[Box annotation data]

+-------+

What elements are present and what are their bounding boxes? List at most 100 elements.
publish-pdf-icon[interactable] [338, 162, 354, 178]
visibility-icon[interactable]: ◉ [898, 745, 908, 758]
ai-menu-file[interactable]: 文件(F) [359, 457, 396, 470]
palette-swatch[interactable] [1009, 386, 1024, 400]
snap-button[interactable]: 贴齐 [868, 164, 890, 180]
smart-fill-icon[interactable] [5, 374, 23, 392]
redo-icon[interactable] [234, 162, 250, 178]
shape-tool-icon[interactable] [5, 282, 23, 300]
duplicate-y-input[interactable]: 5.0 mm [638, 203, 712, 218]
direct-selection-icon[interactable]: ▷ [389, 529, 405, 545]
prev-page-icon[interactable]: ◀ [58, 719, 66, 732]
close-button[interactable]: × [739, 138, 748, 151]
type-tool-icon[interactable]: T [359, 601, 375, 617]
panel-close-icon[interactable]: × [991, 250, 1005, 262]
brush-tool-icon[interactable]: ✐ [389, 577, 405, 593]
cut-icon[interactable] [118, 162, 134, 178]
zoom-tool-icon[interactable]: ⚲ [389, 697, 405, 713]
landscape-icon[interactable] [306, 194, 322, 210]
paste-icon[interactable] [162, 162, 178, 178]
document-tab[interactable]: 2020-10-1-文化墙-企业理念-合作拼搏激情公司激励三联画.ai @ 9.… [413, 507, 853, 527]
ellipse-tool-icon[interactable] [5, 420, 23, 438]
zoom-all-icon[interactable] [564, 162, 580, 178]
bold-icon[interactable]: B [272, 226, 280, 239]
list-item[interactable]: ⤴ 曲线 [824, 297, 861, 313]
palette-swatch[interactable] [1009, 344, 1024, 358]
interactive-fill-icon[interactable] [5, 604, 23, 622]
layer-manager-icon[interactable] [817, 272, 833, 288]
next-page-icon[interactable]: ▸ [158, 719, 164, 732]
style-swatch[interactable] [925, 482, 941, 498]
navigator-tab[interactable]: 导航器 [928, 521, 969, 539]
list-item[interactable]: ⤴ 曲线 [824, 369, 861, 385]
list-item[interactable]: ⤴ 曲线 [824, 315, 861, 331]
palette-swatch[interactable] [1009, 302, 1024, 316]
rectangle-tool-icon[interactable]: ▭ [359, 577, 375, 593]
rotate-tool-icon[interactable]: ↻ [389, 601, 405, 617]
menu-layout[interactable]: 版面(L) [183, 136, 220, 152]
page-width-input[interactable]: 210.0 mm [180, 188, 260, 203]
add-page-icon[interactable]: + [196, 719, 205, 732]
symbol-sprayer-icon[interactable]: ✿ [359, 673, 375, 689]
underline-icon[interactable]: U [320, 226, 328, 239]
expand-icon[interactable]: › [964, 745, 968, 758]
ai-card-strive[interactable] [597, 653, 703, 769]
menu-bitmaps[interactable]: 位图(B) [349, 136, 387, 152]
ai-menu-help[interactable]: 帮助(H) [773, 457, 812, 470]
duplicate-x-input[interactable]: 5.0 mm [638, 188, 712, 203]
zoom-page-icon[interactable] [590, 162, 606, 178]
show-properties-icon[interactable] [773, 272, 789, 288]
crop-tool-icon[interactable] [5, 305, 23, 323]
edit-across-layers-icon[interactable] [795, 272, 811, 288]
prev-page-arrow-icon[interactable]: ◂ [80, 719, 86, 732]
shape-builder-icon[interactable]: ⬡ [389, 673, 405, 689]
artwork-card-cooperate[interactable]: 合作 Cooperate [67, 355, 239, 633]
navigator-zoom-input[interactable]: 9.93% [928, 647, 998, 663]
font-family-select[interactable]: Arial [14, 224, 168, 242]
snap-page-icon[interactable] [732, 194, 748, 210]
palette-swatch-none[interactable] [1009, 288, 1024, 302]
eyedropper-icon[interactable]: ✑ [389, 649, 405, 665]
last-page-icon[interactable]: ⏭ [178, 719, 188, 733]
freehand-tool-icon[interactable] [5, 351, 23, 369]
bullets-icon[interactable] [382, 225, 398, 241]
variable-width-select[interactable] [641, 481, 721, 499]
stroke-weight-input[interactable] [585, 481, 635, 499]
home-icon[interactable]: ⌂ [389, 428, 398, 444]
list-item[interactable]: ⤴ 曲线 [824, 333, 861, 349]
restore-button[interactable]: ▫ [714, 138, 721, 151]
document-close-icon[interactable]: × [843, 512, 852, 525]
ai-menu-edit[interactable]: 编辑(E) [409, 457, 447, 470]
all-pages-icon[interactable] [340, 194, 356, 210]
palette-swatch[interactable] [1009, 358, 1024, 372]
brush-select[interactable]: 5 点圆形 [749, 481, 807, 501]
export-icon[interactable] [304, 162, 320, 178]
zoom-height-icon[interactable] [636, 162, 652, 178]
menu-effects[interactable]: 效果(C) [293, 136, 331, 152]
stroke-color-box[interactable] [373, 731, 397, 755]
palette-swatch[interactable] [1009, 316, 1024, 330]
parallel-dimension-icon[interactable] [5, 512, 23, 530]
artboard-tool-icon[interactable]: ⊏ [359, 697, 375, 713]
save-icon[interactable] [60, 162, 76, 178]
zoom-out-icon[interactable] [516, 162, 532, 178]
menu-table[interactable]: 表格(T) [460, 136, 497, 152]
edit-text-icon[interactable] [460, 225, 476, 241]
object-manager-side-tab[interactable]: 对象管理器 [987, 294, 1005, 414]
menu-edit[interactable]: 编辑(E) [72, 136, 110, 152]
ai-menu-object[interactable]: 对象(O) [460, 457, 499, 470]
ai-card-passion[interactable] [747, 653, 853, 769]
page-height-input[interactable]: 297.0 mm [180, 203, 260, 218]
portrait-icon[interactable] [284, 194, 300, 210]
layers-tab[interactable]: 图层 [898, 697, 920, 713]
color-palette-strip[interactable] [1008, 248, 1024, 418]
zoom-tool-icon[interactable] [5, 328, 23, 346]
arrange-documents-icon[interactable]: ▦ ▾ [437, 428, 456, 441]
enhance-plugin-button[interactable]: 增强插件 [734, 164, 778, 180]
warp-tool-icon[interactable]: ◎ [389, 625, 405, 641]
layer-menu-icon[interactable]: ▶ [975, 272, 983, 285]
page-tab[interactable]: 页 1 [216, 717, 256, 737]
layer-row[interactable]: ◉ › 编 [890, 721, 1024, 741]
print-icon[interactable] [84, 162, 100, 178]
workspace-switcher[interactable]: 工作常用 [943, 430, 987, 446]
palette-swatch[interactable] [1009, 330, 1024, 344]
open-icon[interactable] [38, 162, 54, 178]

+-------+

**Stated exercise**
Reproduce every one of these items line for line.

**Solution for this problem**
What elements are present and what are their bounding boxes? List at most 100 elements.
publish-pdf-icon[interactable] [338, 162, 354, 178]
visibility-icon[interactable]: ◉ [898, 745, 908, 758]
ai-menu-file[interactable]: 文件(F) [359, 457, 396, 470]
palette-swatch[interactable] [1009, 386, 1024, 400]
snap-button[interactable]: 贴齐 [868, 164, 890, 180]
smart-fill-icon[interactable] [5, 374, 23, 392]
redo-icon[interactable] [234, 162, 250, 178]
shape-tool-icon[interactable] [5, 282, 23, 300]
duplicate-y-input[interactable]: 5.0 mm [638, 203, 712, 218]
direct-selection-icon[interactable]: ▷ [389, 529, 405, 545]
prev-page-icon[interactable]: ◀ [58, 719, 66, 732]
close-button[interactable]: × [739, 138, 748, 151]
type-tool-icon[interactable]: T [359, 601, 375, 617]
panel-close-icon[interactable]: × [991, 250, 1005, 262]
brush-tool-icon[interactable]: ✐ [389, 577, 405, 593]
cut-icon[interactable] [118, 162, 134, 178]
zoom-tool-icon[interactable]: ⚲ [389, 697, 405, 713]
landscape-icon[interactable] [306, 194, 322, 210]
paste-icon[interactable] [162, 162, 178, 178]
document-tab[interactable]: 2020-10-1-文化墙-企业理念-合作拼搏激情公司激励三联画.ai @ 9.… [413, 507, 853, 527]
ellipse-tool-icon[interactable] [5, 420, 23, 438]
zoom-all-icon[interactable] [564, 162, 580, 178]
bold-icon[interactable]: B [272, 226, 280, 239]
list-item[interactable]: ⤴ 曲线 [824, 297, 861, 313]
palette-swatch[interactable] [1009, 344, 1024, 358]
interactive-fill-icon[interactable] [5, 604, 23, 622]
layer-manager-icon[interactable] [817, 272, 833, 288]
next-page-icon[interactable]: ▸ [158, 719, 164, 732]
style-swatch[interactable] [925, 482, 941, 498]
navigator-tab[interactable]: 导航器 [928, 521, 969, 539]
list-item[interactable]: ⤴ 曲线 [824, 369, 861, 385]
list-item[interactable]: ⤴ 曲线 [824, 315, 861, 331]
palette-swatch[interactable] [1009, 302, 1024, 316]
rectangle-tool-icon[interactable]: ▭ [359, 577, 375, 593]
rotate-tool-icon[interactable]: ↻ [389, 601, 405, 617]
menu-layout[interactable]: 版面(L) [183, 136, 220, 152]
page-width-input[interactable]: 210.0 mm [180, 188, 260, 203]
add-page-icon[interactable]: + [196, 719, 205, 732]
symbol-sprayer-icon[interactable]: ✿ [359, 673, 375, 689]
underline-icon[interactable]: U [320, 226, 328, 239]
expand-icon[interactable]: › [964, 745, 968, 758]
ai-card-strive[interactable] [597, 653, 703, 769]
menu-bitmaps[interactable]: 位图(B) [349, 136, 387, 152]
ai-menu-help[interactable]: 帮助(H) [773, 457, 812, 470]
duplicate-x-input[interactable]: 5.0 mm [638, 188, 712, 203]
zoom-page-icon[interactable] [590, 162, 606, 178]
show-properties-icon[interactable] [773, 272, 789, 288]
crop-tool-icon[interactable] [5, 305, 23, 323]
edit-across-layers-icon[interactable] [795, 272, 811, 288]
prev-page-arrow-icon[interactable]: ◂ [80, 719, 86, 732]
shape-builder-icon[interactable]: ⬡ [389, 673, 405, 689]
artwork-card-cooperate[interactable]: 合作 Cooperate [67, 355, 239, 633]
navigator-zoom-input[interactable]: 9.93% [928, 647, 998, 663]
font-family-select[interactable]: Arial [14, 224, 168, 242]
snap-page-icon[interactable] [732, 194, 748, 210]
palette-swatch-none[interactable] [1009, 288, 1024, 302]
eyedropper-icon[interactable]: ✑ [389, 649, 405, 665]
last-page-icon[interactable]: ⏭ [178, 719, 188, 733]
freehand-tool-icon[interactable] [5, 351, 23, 369]
bullets-icon[interactable] [382, 225, 398, 241]
variable-width-select[interactable] [641, 481, 721, 499]
stroke-weight-input[interactable] [585, 481, 635, 499]
home-icon[interactable]: ⌂ [389, 428, 398, 444]
list-item[interactable]: ⤴ 曲线 [824, 333, 861, 349]
restore-button[interactable]: ▫ [714, 138, 721, 151]
document-close-icon[interactable]: × [843, 512, 852, 525]
ai-menu-edit[interactable]: 编辑(E) [409, 457, 447, 470]
all-pages-icon[interactable] [340, 194, 356, 210]
palette-swatch[interactable] [1009, 358, 1024, 372]
brush-select[interactable]: 5 点圆形 [749, 481, 807, 501]
export-icon[interactable] [304, 162, 320, 178]
zoom-height-icon[interactable] [636, 162, 652, 178]
menu-effects[interactable]: 效果(C) [293, 136, 331, 152]
stroke-color-box[interactable] [373, 731, 397, 755]
palette-swatch[interactable] [1009, 316, 1024, 330]
parallel-dimension-icon[interactable] [5, 512, 23, 530]
artboard-tool-icon[interactable]: ⊏ [359, 697, 375, 713]
save-icon[interactable] [60, 162, 76, 178]
zoom-out-icon[interactable] [516, 162, 532, 178]
menu-table[interactable]: 表格(T) [460, 136, 497, 152]
edit-text-icon[interactable] [460, 225, 476, 241]
object-manager-side-tab[interactable]: 对象管理器 [987, 294, 1005, 414]
menu-edit[interactable]: 编辑(E) [72, 136, 110, 152]
ai-menu-object[interactable]: 对象(O) [460, 457, 499, 470]
ai-card-passion[interactable] [747, 653, 853, 769]
page-height-input[interactable]: 297.0 mm [180, 203, 260, 218]
portrait-icon[interactable] [284, 194, 300, 210]
layers-tab[interactable]: 图层 [898, 697, 920, 713]
color-palette-strip[interactable] [1008, 248, 1024, 418]
zoom-tool-icon[interactable] [5, 328, 23, 346]
arrange-documents-icon[interactable]: ▦ ▾ [437, 428, 456, 441]
enhance-plugin-button[interactable]: 增强插件 [734, 164, 778, 180]
warp-tool-icon[interactable]: ◎ [389, 625, 405, 641]
layer-menu-icon[interactable]: ▶ [975, 272, 983, 285]
page-tab[interactable]: 页 1 [216, 717, 256, 737]
layer-row[interactable]: ◉ › 编 [890, 721, 1024, 741]
print-icon[interactable] [84, 162, 100, 178]
workspace-switcher[interactable]: 工作常用 [943, 430, 987, 446]
palette-swatch[interactable] [1009, 330, 1024, 344]
open-icon[interactable] [38, 162, 54, 178]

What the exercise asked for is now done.